--- start ---

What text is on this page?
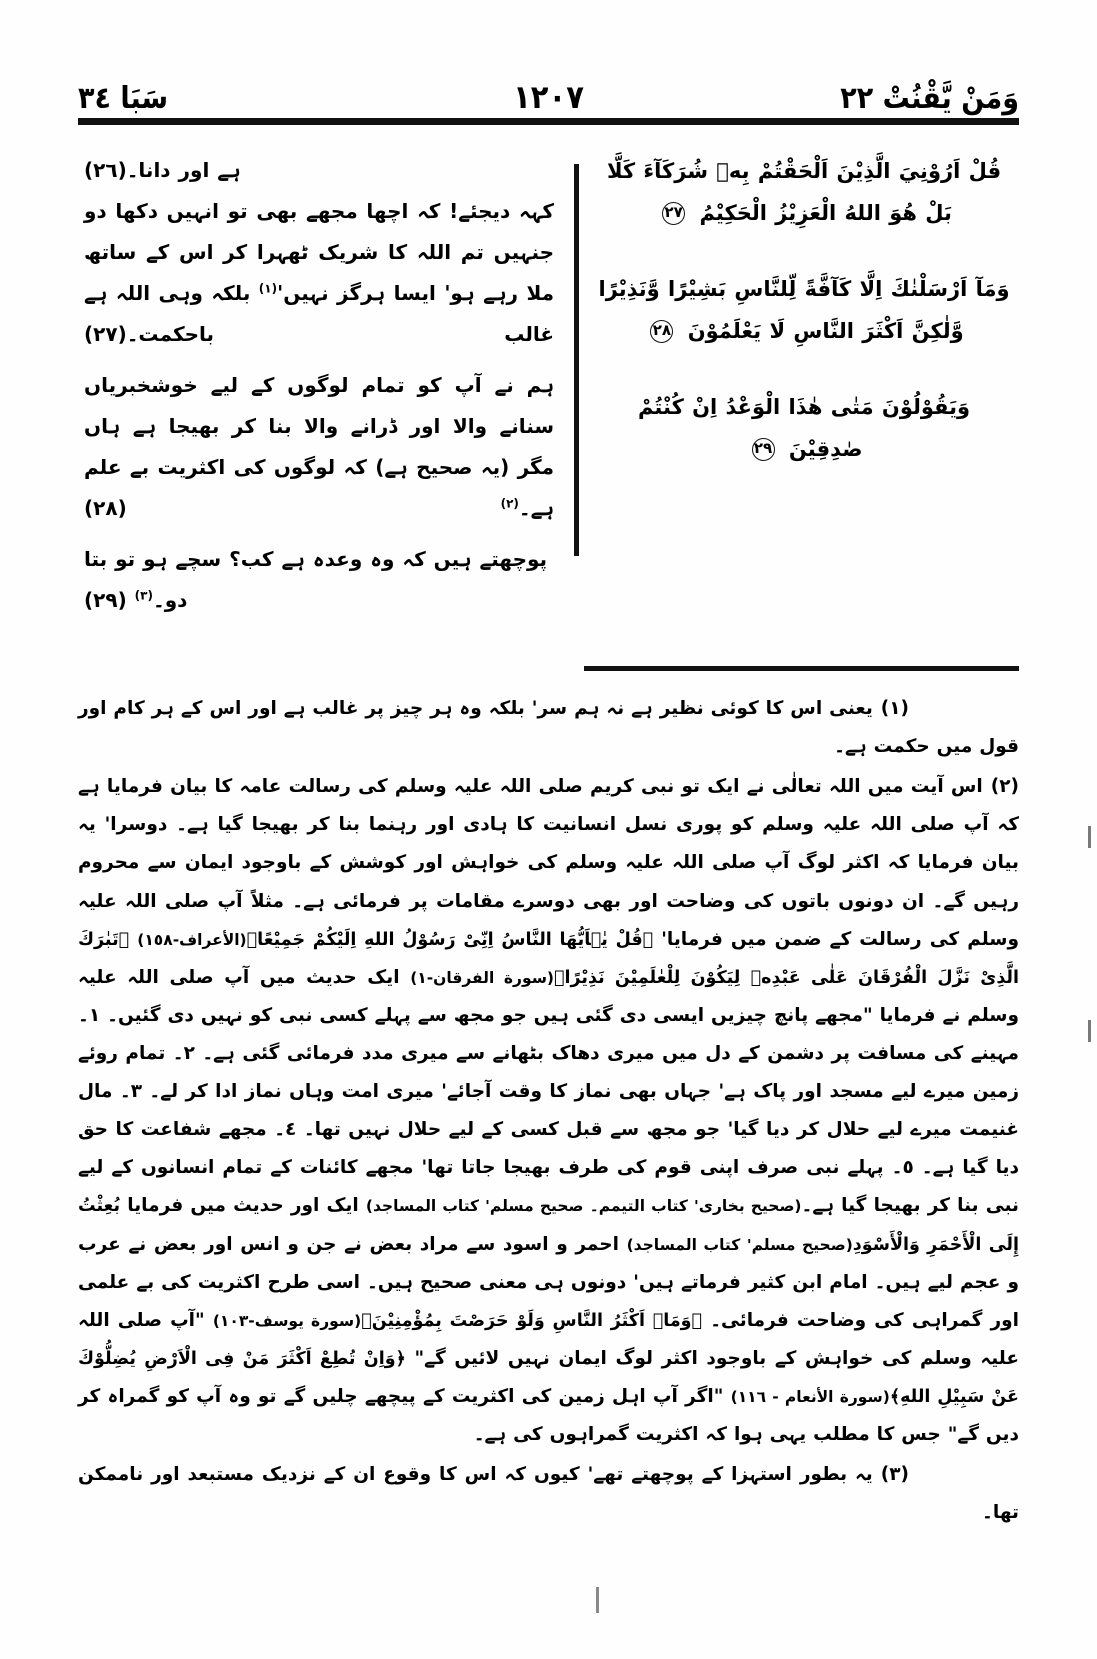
وَمَنْ يَّقْنُتْ ٢٢
١٢٠٧
سَبَا ٣٤

قُلْ اَرُوْنِيَ الَّذِيْنَ اَلْحَقْتُمْ بِهٖ شُرَكَآءَ كَلَّا بَلْ هُوَ اللهُ الْعَزِيْزُ الْحَكِيْمُ ٢٧

وَمَآ اَرْسَلْنٰكَ اِلَّا كَآفَّةً لِّلنَّاسِ بَشِيْرًا وَّنَذِيْرًا وَّلٰكِنَّ اَكْثَرَ النَّاسِ لَا يَعْلَمُوْنَ ٢٨

وَيَقُوْلُوْنَ مَتٰى هٰذَا الْوَعْدُ اِنْ كُنْتُمْ صٰدِقِيْنَ ٢٩

ہے اور دانا۔(٢٦)

کہہ دیجئے! کہ اچھا مجھے بھی تو انہیں دکھا دو جنہیں تم اللہ کا شریک ٹھہرا کر اس کے ساتھ ملا رہے ہو' ایسا ہرگز نہیں'$^{(١)}$ بلکہ وہی اللہ ہے غالب باحکمت۔(٢٧)

ہم نے آپ کو تمام لوگوں کے لیے خوشخبریاں سنانے والا اور ڈرانے والا بنا کر بھیجا ہے ہاں مگر (یہ صحیح ہے) کہ لوگوں کی اکثریت بے علم ہے۔$^{(٢)}$ (٢٨)

پوچھتے ہیں کہ وہ وعدہ ہے کب؟ سچے ہو تو بتا دو۔$^{(٣)}$ (٢٩)

(١)یعنی اس کا کوئی نظیر ہے نہ ہم سر' بلکہ وہ ہر چیز پر غالب ہے اور اس کے ہر کام اور قول میں حکمت ہے۔

(٢)اس آیت میں اللہ تعالٰی نے ایک تو نبی کریم صلی اللہ علیہ وسلم کی رسالت عامہ کا بیان فرمایا ہے کہ آپ صلی اللہ علیہ وسلم کو پوری نسل انسانیت کا ہادی اور رہنما بنا کر بھیجا گیا ہے۔ دوسرا' یہ بیان فرمایا کہ اکثر لوگ آپ صلی اللہ علیہ وسلم کی خواہش اور کوشش کے باوجود ایمان سے محروم رہیں گے۔ ان دونوں باتوں کی وضاحت اور بھی دوسرے مقامات پر فرمائی ہے۔ مثلاً آپ صلی اللہ علیہ وسلم کی رسالت کے ضمن میں فرمایا' ﴿قُلْ يٰۤاَيُّهَا النَّاسُ اِنِّىْ رَسُوْلُ اللهِ اِلَيْكُمْ جَمِيْعًا﴾(الأعراف-١٥٨) ﴿تَبٰرَكَ الَّذِىْ نَزَّلَ الْفُرْقَانَ عَلٰى عَبْدِهٖ لِيَكُوْنَ لِلْعٰلَمِيْنَ نَذِيْرًا﴾(سورة الفرقان-١) ایک حدیث میں آپ صلی اللہ علیہ وسلم نے فرمایا "مجھے پانچ چیزیں ایسی دی گئی ہیں جو مجھ سے پہلے کسی نبی کو نہیں دی گئیں۔ ١۔ مہینے کی مسافت پر دشمن کے دل میں میری دھاک بٹھانے سے میری مدد فرمائی گئی ہے۔ ٢۔ تمام روئے زمین میرے لیے مسجد اور پاک ہے' جہاں بھی نماز کا وقت آجائے' میری امت وہاں نماز ادا کر لے۔ ٣۔ مال غنیمت میرے لیے حلال کر دیا گیا' جو مجھ سے قبل کسی کے لیے حلال نہیں تھا۔ ٤۔ مجھے شفاعت کا حق دیا گیا ہے۔ ٥۔ پہلے نبی صرف اپنی قوم کی طرف بھیجا جاتا تھا' مجھے کائنات کے تمام انسانوں کے لیے نبی بنا کر بھیجا گیا ہے۔(صحیح بخاری' کتاب التیمم۔ صحیح مسلم' کتاب المساجد) ایک اور حدیث میں فرمایا بُعِثْتُ إِلَى الْأَحْمَرِ وَالْأَسْوَدِ(صحیح مسلم' کتاب المساجد) احمر و اسود سے مراد بعض نے جن و انس اور بعض نے عرب و عجم لیے ہیں۔ امام ابن کثیر فرماتے ہیں' دونوں ہی معنی صحیح ہیں۔ اسی طرح اکثریت کی بے علمی اور گمراہی کی وضاحت فرمائی۔ ﴿وَمَاۤ اَكْثَرُ النَّاسِ وَلَوْ حَرَصْتَ بِمُؤْمِنِيْنَ﴾(سورة يوسف-١٠٣) "آپ صلی اللہ علیہ وسلم کی خواہش کے باوجود اکثر لوگ ایمان نہیں لائیں گے" ﴿وَاِنْ تُطِعْ اَكْثَرَ مَنْ فِى الْاَرْضِ يُضِلُّوْكَ عَنْ سَبِيْلِ اللهِ﴾(سورة الأنعام - ١١٦) "اگر آپ اہل زمین کی اکثریت کے پیچھے چلیں گے تو وہ آپ کو گمراہ کر دیں گے" جس کا مطلب یہی ہوا کہ اکثریت گمراہوں کی ہے۔

(٣)یہ بطور استہزا کے پوچھتے تھے' کیوں کہ اس کا وقوع ان کے نزدیک مستبعد اور ناممکن تھا۔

--- end ---

PROMPT | Extract every line from the records above that contains the word "غالب".

PROBLEM SOLUTION |
کہہ دیجئے! کہ اچھا مجھے بھی تو انہیں دکھا دو جنہیں تم اللہ کا شریک ٹھہرا کر اس کے ساتھ ملا رہے ہو' ایسا ہرگز نہیں'$^{(١)}$ بلکہ وہی اللہ ہے غالب باحکمت۔(٢٧)
(١)یعنی اس کا کوئی نظیر ہے نہ ہم سر' بلکہ وہ ہر چیز پر غالب ہے اور اس کے ہر کام اور قول میں حکمت ہے۔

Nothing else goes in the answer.